What the exercise asks:
Exactly repeat the full listing that follows.

****

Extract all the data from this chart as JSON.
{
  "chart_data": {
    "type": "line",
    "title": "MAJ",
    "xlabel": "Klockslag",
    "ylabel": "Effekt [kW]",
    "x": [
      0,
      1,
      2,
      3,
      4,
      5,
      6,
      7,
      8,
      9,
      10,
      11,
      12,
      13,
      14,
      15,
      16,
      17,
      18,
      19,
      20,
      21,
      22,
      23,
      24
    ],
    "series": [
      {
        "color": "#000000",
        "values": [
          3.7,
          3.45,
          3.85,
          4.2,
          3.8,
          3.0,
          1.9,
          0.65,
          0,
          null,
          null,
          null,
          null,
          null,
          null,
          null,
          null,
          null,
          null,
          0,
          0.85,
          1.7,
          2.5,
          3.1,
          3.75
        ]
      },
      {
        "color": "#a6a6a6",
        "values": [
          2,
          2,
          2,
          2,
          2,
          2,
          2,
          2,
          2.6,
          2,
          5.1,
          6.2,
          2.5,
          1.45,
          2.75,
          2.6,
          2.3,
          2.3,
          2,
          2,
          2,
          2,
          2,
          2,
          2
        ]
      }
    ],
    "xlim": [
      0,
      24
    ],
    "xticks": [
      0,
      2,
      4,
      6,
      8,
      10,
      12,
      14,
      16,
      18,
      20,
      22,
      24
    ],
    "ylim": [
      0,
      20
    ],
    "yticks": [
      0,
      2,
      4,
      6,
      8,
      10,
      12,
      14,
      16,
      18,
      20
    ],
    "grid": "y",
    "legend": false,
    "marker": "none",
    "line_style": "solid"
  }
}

****

Result of the exercise:
Extract all the data from this chart as JSON.
{
  "chart_data": {
    "type": "line",
    "title": "MAJ",
    "xlabel": "Klockslag",
    "ylabel": "Effekt [kW]",
    "x": [
      0,
      1,
      2,
      3,
      4,
      5,
      6,
      7,
      8,
      9,
      10,
      11,
      12,
      13,
      14,
      15,
      16,
      17,
      18,
      19,
      20,
      21,
      22,
      23,
      24
    ],
    "series": [
      {
        "color": "#000000",
        "values": [
          3.7,
          3.45,
          3.85,
          4.2,
          3.8,
          3.0,
          1.9,
          0.65,
          0,
          null,
          null,
          null,
          null,
          null,
          null,
          null,
          null,
          null,
          null,
          0,
          0.85,
          1.7,
          2.5,
          3.1,
          3.75
        ]
      },
      {
        "color": "#a6a6a6",
        "values": [
          2,
          2,
          2,
          2,
          2,
          2,
          2,
          2,
          2.6,
          2,
          5.1,
          6.2,
          2.5,
          1.45,
          2.75,
          2.6,
          2.3,
          2.3,
          2,
          2,
          2,
          2,
          2,
          2,
          2
        ]
      }
    ],
    "xlim": [
      0,
      24
    ],
    "xticks": [
      0,
      2,
      4,
      6,
      8,
      10,
      12,
      14,
      16,
      18,
      20,
      22,
      24
    ],
    "ylim": [
      0,
      20
    ],
    "yticks": [
      0,
      2,
      4,
      6,
      8,
      10,
      12,
      14,
      16,
      18,
      20
    ],
    "grid": "y",
    "legend": false,
    "marker": "none",
    "line_style": "solid"
  }
}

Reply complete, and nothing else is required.